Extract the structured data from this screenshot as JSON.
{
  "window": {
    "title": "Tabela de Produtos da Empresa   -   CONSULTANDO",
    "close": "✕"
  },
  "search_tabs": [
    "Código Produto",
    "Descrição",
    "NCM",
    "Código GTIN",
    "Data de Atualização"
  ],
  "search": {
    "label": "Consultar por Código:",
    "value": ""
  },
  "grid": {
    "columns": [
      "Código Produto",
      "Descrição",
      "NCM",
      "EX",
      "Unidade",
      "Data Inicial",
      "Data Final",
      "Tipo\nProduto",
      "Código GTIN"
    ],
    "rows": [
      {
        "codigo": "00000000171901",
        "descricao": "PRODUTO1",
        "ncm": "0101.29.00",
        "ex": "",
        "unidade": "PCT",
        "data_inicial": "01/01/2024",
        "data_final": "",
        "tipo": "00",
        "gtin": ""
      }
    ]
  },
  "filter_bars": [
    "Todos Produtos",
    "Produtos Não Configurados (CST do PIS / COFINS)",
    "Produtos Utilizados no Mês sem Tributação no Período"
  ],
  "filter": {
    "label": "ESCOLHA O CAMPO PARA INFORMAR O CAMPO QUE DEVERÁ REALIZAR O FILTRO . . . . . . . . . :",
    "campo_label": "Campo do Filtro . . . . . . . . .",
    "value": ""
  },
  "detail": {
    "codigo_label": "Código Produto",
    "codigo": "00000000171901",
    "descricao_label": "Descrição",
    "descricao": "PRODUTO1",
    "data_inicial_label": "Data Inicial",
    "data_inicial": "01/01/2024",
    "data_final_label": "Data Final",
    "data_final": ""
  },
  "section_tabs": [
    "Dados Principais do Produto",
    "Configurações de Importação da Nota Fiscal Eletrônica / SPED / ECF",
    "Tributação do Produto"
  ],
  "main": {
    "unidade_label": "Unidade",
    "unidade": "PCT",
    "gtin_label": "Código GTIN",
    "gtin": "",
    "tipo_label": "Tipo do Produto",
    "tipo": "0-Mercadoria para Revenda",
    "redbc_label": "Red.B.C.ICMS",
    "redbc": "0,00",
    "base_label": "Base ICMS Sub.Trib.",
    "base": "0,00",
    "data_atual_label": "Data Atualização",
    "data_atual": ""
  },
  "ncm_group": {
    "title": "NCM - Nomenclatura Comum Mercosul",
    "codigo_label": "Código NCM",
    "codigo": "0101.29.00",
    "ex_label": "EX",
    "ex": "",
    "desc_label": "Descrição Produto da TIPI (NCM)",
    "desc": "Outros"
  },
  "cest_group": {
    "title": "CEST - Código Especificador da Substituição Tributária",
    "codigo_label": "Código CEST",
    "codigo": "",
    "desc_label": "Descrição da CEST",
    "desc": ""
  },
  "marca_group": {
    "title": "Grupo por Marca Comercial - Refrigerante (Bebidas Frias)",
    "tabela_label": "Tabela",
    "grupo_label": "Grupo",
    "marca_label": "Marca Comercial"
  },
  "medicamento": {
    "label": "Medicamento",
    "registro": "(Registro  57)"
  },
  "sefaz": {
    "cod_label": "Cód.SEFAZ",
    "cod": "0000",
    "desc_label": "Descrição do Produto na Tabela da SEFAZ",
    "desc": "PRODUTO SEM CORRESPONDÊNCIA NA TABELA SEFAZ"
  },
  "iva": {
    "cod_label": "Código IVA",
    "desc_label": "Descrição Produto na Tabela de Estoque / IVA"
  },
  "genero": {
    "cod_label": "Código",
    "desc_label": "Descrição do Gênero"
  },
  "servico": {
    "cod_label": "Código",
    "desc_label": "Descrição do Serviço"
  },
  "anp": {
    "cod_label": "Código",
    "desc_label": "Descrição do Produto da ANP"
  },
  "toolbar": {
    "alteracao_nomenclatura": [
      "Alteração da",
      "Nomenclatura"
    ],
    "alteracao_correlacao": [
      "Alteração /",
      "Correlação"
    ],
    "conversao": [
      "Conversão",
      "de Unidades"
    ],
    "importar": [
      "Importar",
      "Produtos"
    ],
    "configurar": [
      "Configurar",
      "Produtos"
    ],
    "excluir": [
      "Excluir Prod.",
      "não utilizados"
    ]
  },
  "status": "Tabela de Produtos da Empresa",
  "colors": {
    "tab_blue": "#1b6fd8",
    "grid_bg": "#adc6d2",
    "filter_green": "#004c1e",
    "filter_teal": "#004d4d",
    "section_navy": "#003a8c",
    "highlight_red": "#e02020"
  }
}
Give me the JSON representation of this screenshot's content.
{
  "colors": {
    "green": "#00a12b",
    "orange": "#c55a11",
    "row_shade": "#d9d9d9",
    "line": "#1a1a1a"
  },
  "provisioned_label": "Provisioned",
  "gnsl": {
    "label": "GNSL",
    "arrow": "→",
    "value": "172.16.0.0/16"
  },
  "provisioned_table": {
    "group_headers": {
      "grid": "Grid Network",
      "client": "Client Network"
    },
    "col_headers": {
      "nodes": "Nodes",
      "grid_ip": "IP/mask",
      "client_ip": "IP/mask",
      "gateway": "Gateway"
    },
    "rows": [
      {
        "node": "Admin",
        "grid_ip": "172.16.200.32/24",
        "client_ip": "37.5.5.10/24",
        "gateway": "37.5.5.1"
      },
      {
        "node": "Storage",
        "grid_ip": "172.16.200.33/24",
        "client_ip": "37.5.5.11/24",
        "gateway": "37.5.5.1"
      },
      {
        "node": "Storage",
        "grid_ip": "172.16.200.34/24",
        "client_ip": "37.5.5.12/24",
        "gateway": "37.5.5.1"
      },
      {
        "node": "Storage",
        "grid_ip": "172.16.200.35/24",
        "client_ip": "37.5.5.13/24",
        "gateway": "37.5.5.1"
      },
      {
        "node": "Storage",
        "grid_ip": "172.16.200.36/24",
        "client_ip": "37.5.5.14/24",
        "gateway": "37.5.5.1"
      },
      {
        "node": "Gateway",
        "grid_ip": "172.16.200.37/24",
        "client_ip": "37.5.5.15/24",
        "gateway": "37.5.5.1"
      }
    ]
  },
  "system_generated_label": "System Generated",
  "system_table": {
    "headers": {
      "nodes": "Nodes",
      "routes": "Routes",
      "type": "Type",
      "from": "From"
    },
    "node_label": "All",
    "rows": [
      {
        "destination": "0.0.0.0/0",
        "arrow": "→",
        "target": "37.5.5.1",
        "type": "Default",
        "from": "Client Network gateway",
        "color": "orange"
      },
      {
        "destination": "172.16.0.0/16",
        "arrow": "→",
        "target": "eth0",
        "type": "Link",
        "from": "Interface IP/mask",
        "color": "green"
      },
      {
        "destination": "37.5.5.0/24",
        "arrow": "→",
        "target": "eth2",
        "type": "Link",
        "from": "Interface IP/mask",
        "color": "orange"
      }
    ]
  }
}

____

**Requirement**:
Output the listing above word for word.

**Response to this task**:
Extract the structured data from this screenshot as JSON.
{
  "window": {
    "title": "Tabela de Produtos da Empresa   -   CONSULTANDO",
    "close": "✕"
  },
  "search_tabs": [
    "Código Produto",
    "Descrição",
    "NCM",
    "Código GTIN",
    "Data de Atualização"
  ],
  "search": {
    "label": "Consultar por Código:",
    "value": ""
  },
  "grid": {
    "columns": [
      "Código Produto",
      "Descrição",
      "NCM",
      "EX",
      "Unidade",
      "Data Inicial",
      "Data Final",
      "Tipo\nProduto",
      "Código GTIN"
    ],
    "rows": [
      {
        "codigo": "00000000171901",
        "descricao": "PRODUTO1",
        "ncm": "0101.29.00",
        "ex": "",
        "unidade": "PCT",
        "data_inicial": "01/01/2024",
        "data_final": "",
        "tipo": "00",
        "gtin": ""
      }
    ]
  },
  "filter_bars": [
    "Todos Produtos",
    "Produtos Não Configurados (CST do PIS / COFINS)",
    "Produtos Utilizados no Mês sem Tributação no Período"
  ],
  "filter": {
    "label": "ESCOLHA O CAMPO PARA INFORMAR O CAMPO QUE DEVERÁ REALIZAR O FILTRO . . . . . . . . . :",
    "campo_label": "Campo do Filtro . . . . . . . . .",
    "value": ""
  },
  "detail": {
    "codigo_label": "Código Produto",
    "codigo": "00000000171901",
    "descricao_label": "Descrição",
    "descricao": "PRODUTO1",
    "data_inicial_label": "Data Inicial",
    "data_inicial": "01/01/2024",
    "data_final_label": "Data Final",
    "data_final": ""
  },
  "section_tabs": [
    "Dados Principais do Produto",
    "Configurações de Importação da Nota Fiscal Eletrônica / SPED / ECF",
    "Tributação do Produto"
  ],
  "main": {
    "unidade_label": "Unidade",
    "unidade": "PCT",
    "gtin_label": "Código GTIN",
    "gtin": "",
    "tipo_label": "Tipo do Produto",
    "tipo": "0-Mercadoria para Revenda",
    "redbc_label": "Red.B.C.ICMS",
    "redbc": "0,00",
    "base_label": "Base ICMS Sub.Trib.",
    "base": "0,00",
    "data_atual_label": "Data Atualização",
    "data_atual": ""
  },
  "ncm_group": {
    "title": "NCM - Nomenclatura Comum Mercosul",
    "codigo_label": "Código NCM",
    "codigo": "0101.29.00",
    "ex_label": "EX",
    "ex": "",
    "desc_label": "Descrição Produto da TIPI (NCM)",
    "desc": "Outros"
  },
  "cest_group": {
    "title": "CEST - Código Especificador da Substituição Tributária",
    "codigo_label": "Código CEST",
    "codigo": "",
    "desc_label": "Descrição da CEST",
    "desc": ""
  },
  "marca_group": {
    "title": "Grupo por Marca Comercial - Refrigerante (Bebidas Frias)",
    "tabela_label": "Tabela",
    "grupo_label": "Grupo",
    "marca_label": "Marca Comercial"
  },
  "medicamento": {
    "label": "Medicamento",
    "registro": "(Registro  57)"
  },
  "sefaz": {
    "cod_label": "Cód.SEFAZ",
    "cod": "0000",
    "desc_label": "Descrição do Produto na Tabela da SEFAZ",
    "desc": "PRODUTO SEM CORRESPONDÊNCIA NA TABELA SEFAZ"
  },
  "iva": {
    "cod_label": "Código IVA",
    "desc_label": "Descrição Produto na Tabela de Estoque / IVA"
  },
  "genero": {
    "cod_label": "Código",
    "desc_label": "Descrição do Gênero"
  },
  "servico": {
    "cod_label": "Código",
    "desc_label": "Descrição do Serviço"
  },
  "anp": {
    "cod_label": "Código",
    "desc_label": "Descrição do Produto da ANP"
  },
  "toolbar": {
    "alteracao_nomenclatura": [
      "Alteração da",
      "Nomenclatura"
    ],
    "alteracao_correlacao": [
      "Alteração /",
      "Correlação"
    ],
    "conversao": [
      "Conversão",
      "de Unidades"
    ],
    "importar": [
      "Importar",
      "Produtos"
    ],
    "configurar": [
      "Configurar",
      "Produtos"
    ],
    "excluir": [
      "Excluir Prod.",
      "não utilizados"
    ]
  },
  "status": "Tabela de Produtos da Empresa",
  "colors": {
    "tab_blue": "#1b6fd8",
    "grid_bg": "#adc6d2",
    "filter_green": "#004c1e",
    "filter_teal": "#004d4d",
    "section_navy": "#003a8c",
    "highlight_red": "#e02020"
  }
}
Give me the JSON representation of this screenshot's content.
{
  "colors": {
    "green": "#00a12b",
    "orange": "#c55a11",
    "row_shade": "#d9d9d9",
    "line": "#1a1a1a"
  },
  "provisioned_label": "Provisioned",
  "gnsl": {
    "label": "GNSL",
    "arrow": "→",
    "value": "172.16.0.0/16"
  },
  "provisioned_table": {
    "group_headers": {
      "grid": "Grid Network",
      "client": "Client Network"
    },
    "col_headers": {
      "nodes": "Nodes",
      "grid_ip": "IP/mask",
      "client_ip": "IP/mask",
      "gateway": "Gateway"
    },
    "rows": [
      {
        "node": "Admin",
        "grid_ip": "172.16.200.32/24",
        "client_ip": "37.5.5.10/24",
        "gateway": "37.5.5.1"
      },
      {
        "node": "Storage",
        "grid_ip": "172.16.200.33/24",
        "client_ip": "37.5.5.11/24",
        "gateway": "37.5.5.1"
      },
      {
        "node": "Storage",
        "grid_ip": "172.16.200.34/24",
        "client_ip": "37.5.5.12/24",
        "gateway": "37.5.5.1"
      },
      {
        "node": "Storage",
        "grid_ip": "172.16.200.35/24",
        "client_ip": "37.5.5.13/24",
        "gateway": "37.5.5.1"
      },
      {
        "node": "Storage",
        "grid_ip": "172.16.200.36/24",
        "client_ip": "37.5.5.14/24",
        "gateway": "37.5.5.1"
      },
      {
        "node": "Gateway",
        "grid_ip": "172.16.200.37/24",
        "client_ip": "37.5.5.15/24",
        "gateway": "37.5.5.1"
      }
    ]
  },
  "system_generated_label": "System Generated",
  "system_table": {
    "headers": {
      "nodes": "Nodes",
      "routes": "Routes",
      "type": "Type",
      "from": "From"
    },
    "node_label": "All",
    "rows": [
      {
        "destination": "0.0.0.0/0",
        "arrow": "→",
        "target": "37.5.5.1",
        "type": "Default",
        "from": "Client Network gateway",
        "color": "orange"
      },
      {
        "destination": "172.16.0.0/16",
        "arrow": "→",
        "target": "eth0",
        "type": "Link",
        "from": "Interface IP/mask",
        "color": "green"
      },
      {
        "destination": "37.5.5.0/24",
        "arrow": "→",
        "target": "eth2",
        "type": "Link",
        "from": "Interface IP/mask",
        "color": "orange"
      }
    ]
  }
}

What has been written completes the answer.